# start of Recorded data
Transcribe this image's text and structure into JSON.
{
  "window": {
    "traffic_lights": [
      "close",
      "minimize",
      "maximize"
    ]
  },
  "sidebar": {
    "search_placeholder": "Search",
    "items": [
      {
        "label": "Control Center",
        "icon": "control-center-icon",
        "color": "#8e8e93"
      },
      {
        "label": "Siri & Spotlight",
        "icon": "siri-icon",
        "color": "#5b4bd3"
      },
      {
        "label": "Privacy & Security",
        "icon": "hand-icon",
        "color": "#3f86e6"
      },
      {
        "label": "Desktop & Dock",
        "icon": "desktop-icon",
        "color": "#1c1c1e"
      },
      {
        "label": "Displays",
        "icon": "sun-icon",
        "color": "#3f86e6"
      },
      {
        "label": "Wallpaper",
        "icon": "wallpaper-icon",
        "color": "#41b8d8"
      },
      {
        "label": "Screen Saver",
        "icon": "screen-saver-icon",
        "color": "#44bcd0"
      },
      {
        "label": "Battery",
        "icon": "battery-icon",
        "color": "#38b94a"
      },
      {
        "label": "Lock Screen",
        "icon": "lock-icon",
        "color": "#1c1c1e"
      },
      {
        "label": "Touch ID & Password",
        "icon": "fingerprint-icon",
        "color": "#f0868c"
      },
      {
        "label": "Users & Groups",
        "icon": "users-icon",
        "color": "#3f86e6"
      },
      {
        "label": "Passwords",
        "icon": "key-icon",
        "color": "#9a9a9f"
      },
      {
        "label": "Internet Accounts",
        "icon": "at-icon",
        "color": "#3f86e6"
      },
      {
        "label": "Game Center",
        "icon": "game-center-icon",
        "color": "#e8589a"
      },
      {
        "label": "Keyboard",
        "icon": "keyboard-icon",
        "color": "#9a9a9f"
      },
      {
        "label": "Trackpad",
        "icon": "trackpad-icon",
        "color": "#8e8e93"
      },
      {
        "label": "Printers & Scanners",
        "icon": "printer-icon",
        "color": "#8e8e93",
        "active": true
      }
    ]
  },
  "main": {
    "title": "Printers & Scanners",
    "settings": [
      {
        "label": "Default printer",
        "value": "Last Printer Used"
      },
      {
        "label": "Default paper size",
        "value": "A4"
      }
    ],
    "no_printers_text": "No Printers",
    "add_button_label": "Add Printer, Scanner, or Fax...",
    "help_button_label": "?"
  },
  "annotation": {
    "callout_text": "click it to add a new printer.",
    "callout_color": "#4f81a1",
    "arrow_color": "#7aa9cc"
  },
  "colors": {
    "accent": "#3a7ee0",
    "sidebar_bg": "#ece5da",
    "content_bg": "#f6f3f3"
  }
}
# end of Recorded data
* **Task to carry out**:
Copy down the whole of the data above, matching it exactly.

* **Task solution**:
Transcribe this image's text and structure into JSON.
{
  "window": {
    "traffic_lights": [
      "close",
      "minimize",
      "maximize"
    ]
  },
  "sidebar": {
    "search_placeholder": "Search",
    "items": [
      {
        "label": "Control Center",
        "icon": "control-center-icon",
        "color": "#8e8e93"
      },
      {
        "label": "Siri & Spotlight",
        "icon": "siri-icon",
        "color": "#5b4bd3"
      },
      {
        "label": "Privacy & Security",
        "icon": "hand-icon",
        "color": "#3f86e6"
      },
      {
        "label": "Desktop & Dock",
        "icon": "desktop-icon",
        "color": "#1c1c1e"
      },
      {
        "label": "Displays",
        "icon": "sun-icon",
        "color": "#3f86e6"
      },
      {
        "label": "Wallpaper",
        "icon": "wallpaper-icon",
        "color": "#41b8d8"
      },
      {
        "label": "Screen Saver",
        "icon": "screen-saver-icon",
        "color": "#44bcd0"
      },
      {
        "label": "Battery",
        "icon": "battery-icon",
        "color": "#38b94a"
      },
      {
        "label": "Lock Screen",
        "icon": "lock-icon",
        "color": "#1c1c1e"
      },
      {
        "label": "Touch ID & Password",
        "icon": "fingerprint-icon",
        "color": "#f0868c"
      },
      {
        "label": "Users & Groups",
        "icon": "users-icon",
        "color": "#3f86e6"
      },
      {
        "label": "Passwords",
        "icon": "key-icon",
        "color": "#9a9a9f"
      },
      {
        "label": "Internet Accounts",
        "icon": "at-icon",
        "color": "#3f86e6"
      },
      {
        "label": "Game Center",
        "icon": "game-center-icon",
        "color": "#e8589a"
      },
      {
        "label": "Keyboard",
        "icon": "keyboard-icon",
        "color": "#9a9a9f"
      },
      {
        "label": "Trackpad",
        "icon": "trackpad-icon",
        "color": "#8e8e93"
      },
      {
        "label": "Printers & Scanners",
        "icon": "printer-icon",
        "color": "#8e8e93",
        "active": true
      }
    ]
  },
  "main": {
    "title": "Printers & Scanners",
    "settings": [
      {
        "label": "Default printer",
        "value": "Last Printer Used"
      },
      {
        "label": "Default paper size",
        "value": "A4"
      }
    ],
    "no_printers_text": "No Printers",
    "add_button_label": "Add Printer, Scanner, or Fax...",
    "help_button_label": "?"
  },
  "annotation": {
    "callout_text": "click it to add a new printer.",
    "callout_color": "#4f81a1",
    "arrow_color": "#7aa9cc"
  },
  "colors": {
    "accent": "#3a7ee0",
    "sidebar_bg": "#ece5da",
    "content_bg": "#f6f3f3"
  }
}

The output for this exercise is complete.